Text provided Start Marker

Antibody-based blood-donor screening methods pick up diseases that the body has started to fight off.

If the body has not starting attacking the virus, there is still a risk of transfusion-transmitted viral infections.

However, using a DNA test in blood banks could detect people who may be infected with hepatitis C, hepatitis B virus, or HIV, but who do not have any symptoms or detectable antibodies in their blood.

A study published in The Lancet medical journal on Friday says it is a feasible method of screening large quantities of blood more thoroughly at speed.

And the UK National Blood Service says it is planning to use the technology to screen for hepatitis C within the next year.

Screening problems

Patricia Murchie, of the National Blood Service, explained what difficulties exist in screening blood thoroughly.

donor
Donors can carry disease, but standard screening will miss it
She said: "If somebody has only been very recently infected (with these viruses) it may not show up in a test.

"After infection, the body starts to react against the virus and builds up antibodies to fight it. Our tests look for the antibodies. So if you're only infected a week ago, it might not have shown up yet."

She said that in reality it was very rare that this happens.

Hepatitis C infections are the most likely to slip through, as it takes the body a relatively long time to start producing antibodies for the condition - up to 60 days.

However, there has only been one case of HIV slipping through the screening programme in 11 years, she said.

This was particularly rare when the amount of blood collected and used is taken into consideration - the service collects 10,000 units of blood every day.

The typical donor would contribute one unit (450ml) in a session, and would attend two to three sessions a year.

Genetic technique

The Lancet study indicates that the genetic method could prevent infected samples making it through the screening process.

Text provided End Marker
Given data Start Marker

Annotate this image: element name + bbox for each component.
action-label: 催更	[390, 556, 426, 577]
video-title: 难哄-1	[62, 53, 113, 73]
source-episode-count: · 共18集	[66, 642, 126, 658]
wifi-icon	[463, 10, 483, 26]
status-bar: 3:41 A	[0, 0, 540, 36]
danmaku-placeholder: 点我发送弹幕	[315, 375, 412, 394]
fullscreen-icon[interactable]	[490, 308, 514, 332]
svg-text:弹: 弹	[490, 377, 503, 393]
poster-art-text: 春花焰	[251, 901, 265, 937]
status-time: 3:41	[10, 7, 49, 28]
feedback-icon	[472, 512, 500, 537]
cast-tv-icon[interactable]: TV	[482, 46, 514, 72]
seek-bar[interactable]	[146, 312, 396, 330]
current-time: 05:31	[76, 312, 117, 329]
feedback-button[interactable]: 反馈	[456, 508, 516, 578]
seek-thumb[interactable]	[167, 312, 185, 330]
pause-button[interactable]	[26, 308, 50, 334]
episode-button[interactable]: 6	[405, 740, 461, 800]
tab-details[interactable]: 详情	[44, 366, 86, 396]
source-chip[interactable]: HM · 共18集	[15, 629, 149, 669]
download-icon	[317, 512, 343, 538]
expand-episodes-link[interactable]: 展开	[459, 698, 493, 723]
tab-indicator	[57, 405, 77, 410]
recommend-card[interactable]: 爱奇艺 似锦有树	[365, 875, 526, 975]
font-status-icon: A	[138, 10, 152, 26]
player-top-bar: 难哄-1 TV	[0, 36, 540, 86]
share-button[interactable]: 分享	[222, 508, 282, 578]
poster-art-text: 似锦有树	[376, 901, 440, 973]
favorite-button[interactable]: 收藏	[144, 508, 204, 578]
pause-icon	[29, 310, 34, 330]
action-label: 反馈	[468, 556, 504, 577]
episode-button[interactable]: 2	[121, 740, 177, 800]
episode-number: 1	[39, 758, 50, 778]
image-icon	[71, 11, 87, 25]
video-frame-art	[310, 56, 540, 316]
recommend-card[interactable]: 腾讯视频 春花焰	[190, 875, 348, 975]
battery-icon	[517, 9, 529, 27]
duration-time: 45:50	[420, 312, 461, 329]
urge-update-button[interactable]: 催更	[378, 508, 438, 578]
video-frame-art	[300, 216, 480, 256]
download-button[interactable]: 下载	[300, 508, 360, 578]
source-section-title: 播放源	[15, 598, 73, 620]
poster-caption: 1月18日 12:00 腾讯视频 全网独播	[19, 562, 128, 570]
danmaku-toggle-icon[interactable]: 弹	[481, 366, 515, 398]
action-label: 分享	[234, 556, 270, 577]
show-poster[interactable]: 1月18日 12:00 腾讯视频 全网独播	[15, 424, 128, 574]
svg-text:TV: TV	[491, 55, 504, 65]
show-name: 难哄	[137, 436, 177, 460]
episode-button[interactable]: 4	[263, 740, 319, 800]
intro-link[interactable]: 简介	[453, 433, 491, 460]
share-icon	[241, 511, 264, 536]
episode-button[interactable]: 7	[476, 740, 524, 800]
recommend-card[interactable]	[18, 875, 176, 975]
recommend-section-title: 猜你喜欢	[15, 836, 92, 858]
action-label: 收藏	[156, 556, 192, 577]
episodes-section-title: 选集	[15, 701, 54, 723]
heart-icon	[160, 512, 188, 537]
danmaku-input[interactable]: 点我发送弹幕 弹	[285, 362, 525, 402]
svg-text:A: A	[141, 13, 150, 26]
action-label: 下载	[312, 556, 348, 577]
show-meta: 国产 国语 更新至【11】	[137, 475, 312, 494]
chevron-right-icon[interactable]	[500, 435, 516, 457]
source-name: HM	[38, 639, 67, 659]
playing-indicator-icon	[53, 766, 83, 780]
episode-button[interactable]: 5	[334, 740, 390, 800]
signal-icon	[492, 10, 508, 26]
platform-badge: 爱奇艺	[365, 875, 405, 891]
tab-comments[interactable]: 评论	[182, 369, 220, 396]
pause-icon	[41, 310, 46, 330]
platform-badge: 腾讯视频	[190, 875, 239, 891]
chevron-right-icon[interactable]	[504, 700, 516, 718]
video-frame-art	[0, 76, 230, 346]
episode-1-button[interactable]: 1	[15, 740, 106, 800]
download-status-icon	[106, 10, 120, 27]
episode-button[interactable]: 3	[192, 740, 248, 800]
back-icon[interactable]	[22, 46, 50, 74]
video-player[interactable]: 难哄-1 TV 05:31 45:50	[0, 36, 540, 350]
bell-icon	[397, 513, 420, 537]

Given data End Marker

# Assignment 1
Write out the passage of the blood-screening article from "Hepatitis C infections" up to and including "sessions a year.".
# Assignment 2
Condense the paragraph of the blood-screening article that begins "However, using a DNA test in blood banks" into one shorter sentence that keeps its main facts.

# Result 1
Hepatitis C infections are the most likely to slip through, as it takes the body a relatively long time to start producing antibodies for the condition - up to 60 days.

However, there has only been one case of HIV slipping through the screening programme in 11 years, she said.

This was particularly rare when the amount of blood collected and used is taken into consideration - the service collects 10,000 units of blood every day.

The typical donor would contribute one unit (450ml) in a session, and would attend two to three sessions a year.

# Result 2
A DNA test in blood banks could identify people who may carry hepatitis C, hepatitis B, or HIV but have no symptoms or detectable antibodies.